● **AIM**: Rewrite the records below with every "Customer Service" changed to "Customer Support" and nothing else altered, and leave out the pictures.

● **Dataset entries**:
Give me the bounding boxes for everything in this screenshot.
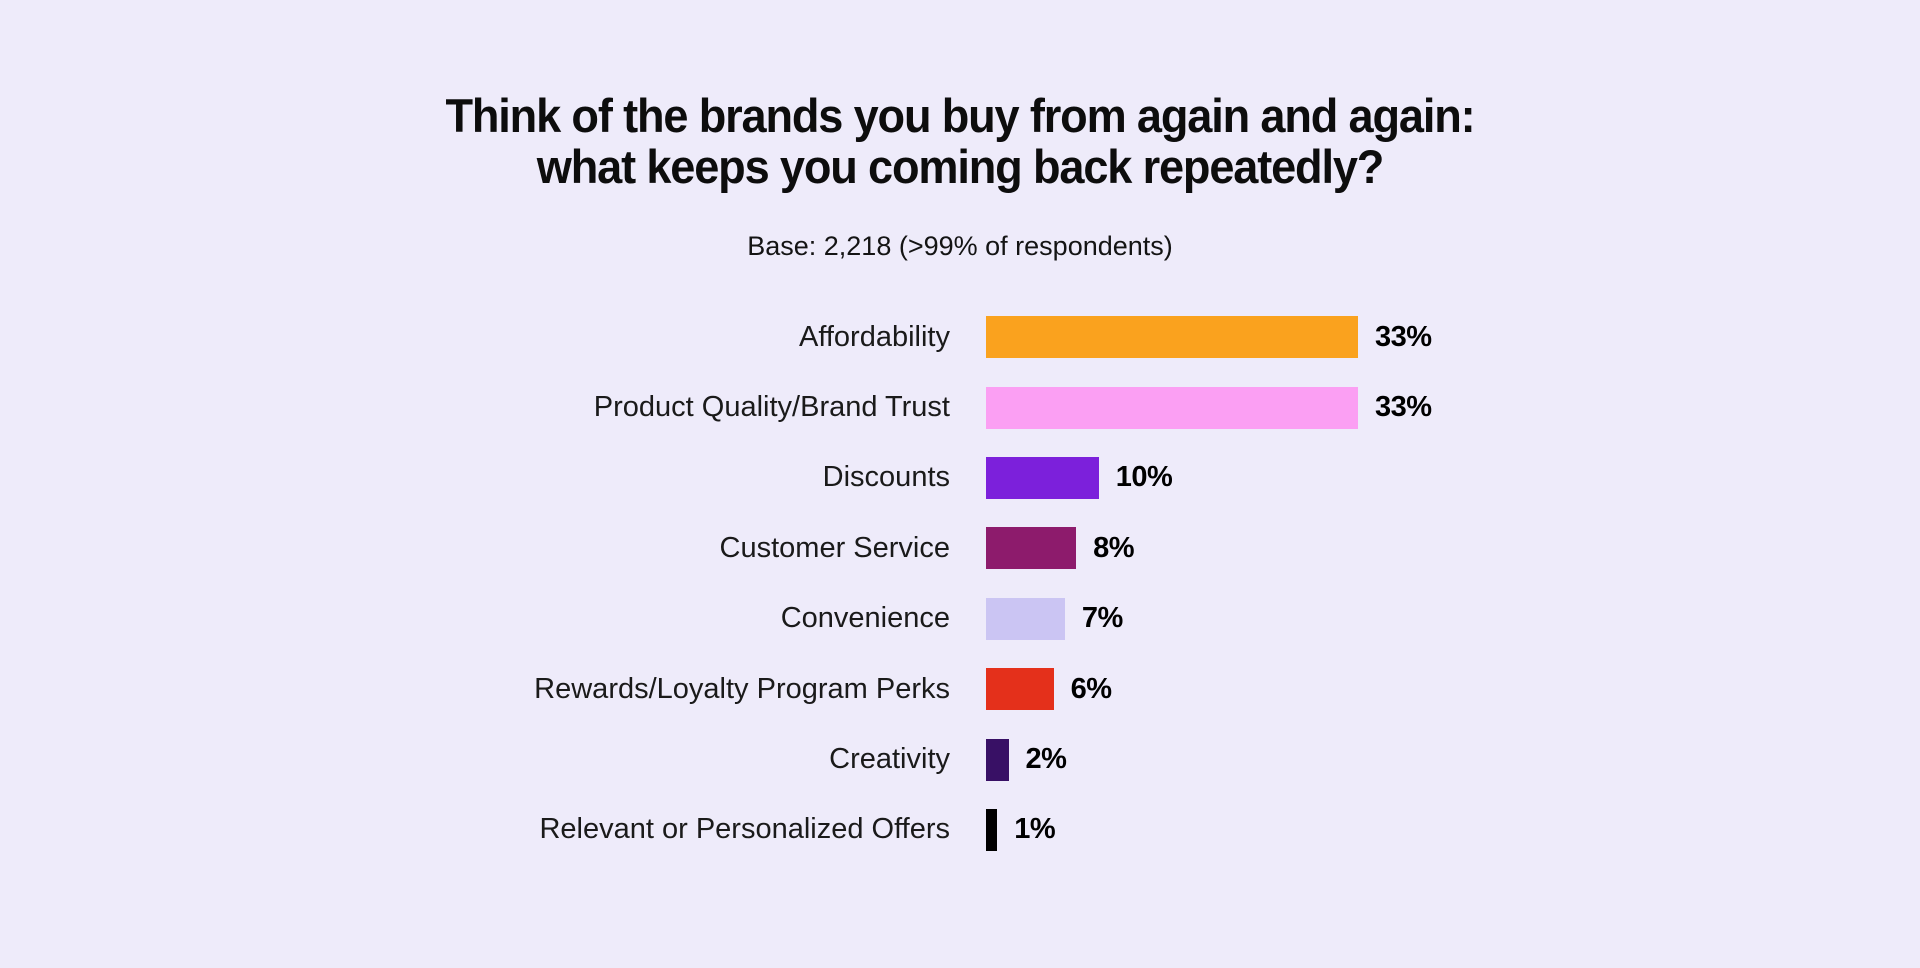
bar-row: Rewards/Loyalty Program Perks 6% <box>0 654 1920 724</box>
bar-row: Product Quality/Brand Trust 33% <box>0 372 1920 442</box>
bar-value-label: 10% <box>1115 461 1173 494</box>
bar <box>986 738 1009 781</box>
bar-value-label: 33% <box>1375 320 1432 353</box>
bar-value-label: 1% <box>1014 813 1056 846</box>
bar <box>986 386 1358 429</box>
bar <box>986 597 1065 640</box>
bar-category-label: Creativity <box>829 743 950 776</box>
bar-track: 2% <box>986 738 1067 781</box>
bar-track: 7% <box>986 597 1123 640</box>
bar-category-label: Customer Service <box>719 531 950 564</box>
bar <box>986 316 1358 359</box>
bar <box>986 668 1054 711</box>
bar-category-label: Relevant or Personalized Offers <box>539 813 950 846</box>
bar-row: Creativity 2% <box>0 724 1920 794</box>
bar-value-label: 7% <box>1081 602 1123 635</box>
chart-title-line-1: Think of the brands you buy from again a… <box>445 89 1475 142</box>
chart-title-line-2: what keeps you coming back repeatedly? <box>536 140 1385 193</box>
bar-row: Discounts 10% <box>0 443 1920 513</box>
bar-row: Relevant or Personalized Offers 1% <box>0 795 1920 865</box>
bar-track: 10% <box>986 456 1173 499</box>
bar-category-label: Convenience <box>780 602 950 635</box>
bar-category-label: Rewards/Loyalty Program Perks <box>534 672 950 705</box>
bar-row: Convenience 7% <box>0 584 1920 654</box>
bar-track: 33% <box>986 386 1432 429</box>
bar-track: 1% <box>986 808 1056 851</box>
bar-rows: Affordability 33% Product Quality/Brand Tr… <box>0 302 1920 865</box>
chart-title: Think of the brands you buy from again a… <box>38 90 1881 192</box>
bar-value-label: 2% <box>1025 743 1067 776</box>
bar-row: Affordability 33% <box>0 302 1920 372</box>
bar-value-label: 33% <box>1375 391 1432 424</box>
bar-category-label: Discounts <box>822 461 950 494</box>
bar <box>986 808 998 851</box>
bar-track: 33% <box>986 316 1432 359</box>
bar-value-label: 6% <box>1070 672 1112 705</box>
bar <box>986 456 1099 499</box>
bar-chart: Affordability 33% Product Quality/Brand Tr… <box>0 302 1920 865</box>
bar-track: 6% <box>986 668 1112 711</box>
bar <box>986 527 1077 570</box>
chart-subtitle: Base: 2,218 (>99% of respondents) <box>747 231 1173 261</box>
bar-value-label: 8% <box>1093 531 1135 564</box>
bar-category-label: Affordability <box>799 320 950 353</box>
bar-category-label: Product Quality/Brand Trust <box>593 391 950 424</box>
bar-row: Customer Service 8% <box>0 513 1920 583</box>
bar-track: 8% <box>986 527 1135 570</box>
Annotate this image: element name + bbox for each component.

● **RESPONSE TO THIS TASK**:
Give me the bounding boxes for everything in this screenshot.
bar-row: Rewards/Loyalty Program Perks 6% <box>0 654 1920 724</box>
bar-row: Product Quality/Brand Trust 33% <box>0 372 1920 442</box>
bar-value-label: 10% <box>1115 461 1173 494</box>
bar <box>986 738 1009 781</box>
bar-value-label: 33% <box>1375 320 1432 353</box>
bar-value-label: 1% <box>1014 813 1056 846</box>
bar <box>986 386 1358 429</box>
bar <box>986 597 1065 640</box>
bar-category-label: Creativity <box>829 743 950 776</box>
bar-track: 2% <box>986 738 1067 781</box>
bar-track: 7% <box>986 597 1123 640</box>
bar-category-label: Customer Support <box>719 531 950 564</box>
bar <box>986 316 1358 359</box>
bar <box>986 668 1054 711</box>
bar-category-label: Relevant or Personalized Offers <box>539 813 950 846</box>
bar-row: Creativity 2% <box>0 724 1920 794</box>
bar-value-label: 7% <box>1081 602 1123 635</box>
chart-title-line-1: Think of the brands you buy from again a… <box>445 89 1475 142</box>
chart-title-line-2: what keeps you coming back repeatedly? <box>536 140 1385 193</box>
bar-row: Discounts 10% <box>0 443 1920 513</box>
bar-row: Relevant or Personalized Offers 1% <box>0 795 1920 865</box>
bar-track: 10% <box>986 456 1173 499</box>
bar-category-label: Convenience <box>780 602 950 635</box>
bar-category-label: Rewards/Loyalty Program Perks <box>534 672 950 705</box>
bar-row: Convenience 7% <box>0 584 1920 654</box>
bar-track: 33% <box>986 386 1432 429</box>
bar-track: 1% <box>986 808 1056 851</box>
bar-rows: Affordability 33% Product Quality/Brand Tr… <box>0 302 1920 865</box>
chart-title: Think of the brands you buy from again a… <box>38 90 1881 192</box>
bar-value-label: 2% <box>1025 743 1067 776</box>
bar-row: Affordability 33% <box>0 302 1920 372</box>
bar-value-label: 33% <box>1375 391 1432 424</box>
bar-category-label: Discounts <box>822 461 950 494</box>
bar <box>986 808 998 851</box>
bar-track: 33% <box>986 316 1432 359</box>
bar-value-label: 6% <box>1070 672 1112 705</box>
bar <box>986 456 1099 499</box>
bar-chart: Affordability 33% Product Quality/Brand Tr… <box>0 302 1920 865</box>
bar-track: 6% <box>986 668 1112 711</box>
bar <box>986 527 1077 570</box>
chart-subtitle: Base: 2,218 (>99% of respondents) <box>747 231 1173 261</box>
bar-value-label: 8% <box>1093 531 1135 564</box>
bar-category-label: Affordability <box>799 320 950 353</box>
bar-category-label: Product Quality/Brand Trust <box>593 391 950 424</box>
bar-row: Customer Support 8% <box>0 513 1920 583</box>
bar-track: 8% <box>986 527 1135 570</box>
Annotate this image: element name + bbox for each component.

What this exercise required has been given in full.